• **TASK DETAILS**
Copy the data word for word, keeping every line.

── DATA ENTRIES

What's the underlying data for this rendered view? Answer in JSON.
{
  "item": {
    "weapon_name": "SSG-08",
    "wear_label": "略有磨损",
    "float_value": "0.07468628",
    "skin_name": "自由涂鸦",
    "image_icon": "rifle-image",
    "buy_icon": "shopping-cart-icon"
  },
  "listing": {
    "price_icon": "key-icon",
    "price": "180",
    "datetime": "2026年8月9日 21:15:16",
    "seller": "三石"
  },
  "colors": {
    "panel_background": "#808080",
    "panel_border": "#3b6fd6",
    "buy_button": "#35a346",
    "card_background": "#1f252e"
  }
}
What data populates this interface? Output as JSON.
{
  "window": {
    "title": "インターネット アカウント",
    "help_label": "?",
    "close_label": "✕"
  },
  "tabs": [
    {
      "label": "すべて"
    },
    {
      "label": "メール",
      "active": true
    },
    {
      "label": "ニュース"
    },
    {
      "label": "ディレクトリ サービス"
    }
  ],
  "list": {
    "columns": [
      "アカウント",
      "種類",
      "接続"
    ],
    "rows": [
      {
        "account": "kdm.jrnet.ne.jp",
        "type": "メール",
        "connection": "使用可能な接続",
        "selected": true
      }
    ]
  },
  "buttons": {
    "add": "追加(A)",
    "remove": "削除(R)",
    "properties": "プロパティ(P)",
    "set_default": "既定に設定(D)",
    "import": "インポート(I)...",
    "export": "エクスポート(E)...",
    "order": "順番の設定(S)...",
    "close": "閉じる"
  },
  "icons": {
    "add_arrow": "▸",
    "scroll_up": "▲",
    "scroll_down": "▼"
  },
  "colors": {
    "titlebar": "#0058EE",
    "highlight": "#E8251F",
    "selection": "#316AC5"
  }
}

────

• **ANSWER TO THIS TASK**
What's the underlying data for this rendered view? Answer in JSON.
{
  "item": {
    "weapon_name": "SSG-08",
    "wear_label": "略有磨损",
    "float_value": "0.07468628",
    "skin_name": "自由涂鸦",
    "image_icon": "rifle-image",
    "buy_icon": "shopping-cart-icon"
  },
  "listing": {
    "price_icon": "key-icon",
    "price": "180",
    "datetime": "2026年8月9日 21:15:16",
    "seller": "三石"
  },
  "colors": {
    "panel_background": "#808080",
    "panel_border": "#3b6fd6",
    "buy_button": "#35a346",
    "card_background": "#1f252e"
  }
}
What data populates this interface? Output as JSON.
{
  "window": {
    "title": "インターネット アカウント",
    "help_label": "?",
    "close_label": "✕"
  },
  "tabs": [
    {
      "label": "すべて"
    },
    {
      "label": "メール",
      "active": true
    },
    {
      "label": "ニュース"
    },
    {
      "label": "ディレクトリ サービス"
    }
  ],
  "list": {
    "columns": [
      "アカウント",
      "種類",
      "接続"
    ],
    "rows": [
      {
        "account": "kdm.jrnet.ne.jp",
        "type": "メール",
        "connection": "使用可能な接続",
        "selected": true
      }
    ]
  },
  "buttons": {
    "add": "追加(A)",
    "remove": "削除(R)",
    "properties": "プロパティ(P)",
    "set_default": "既定に設定(D)",
    "import": "インポート(I)...",
    "export": "エクスポート(E)...",
    "order": "順番の設定(S)...",
    "close": "閉じる"
  },
  "icons": {
    "add_arrow": "▸",
    "scroll_up": "▲",
    "scroll_down": "▼"
  },
  "colors": {
    "titlebar": "#0058EE",
    "highlight": "#E8251F",
    "selection": "#316AC5"
  }
}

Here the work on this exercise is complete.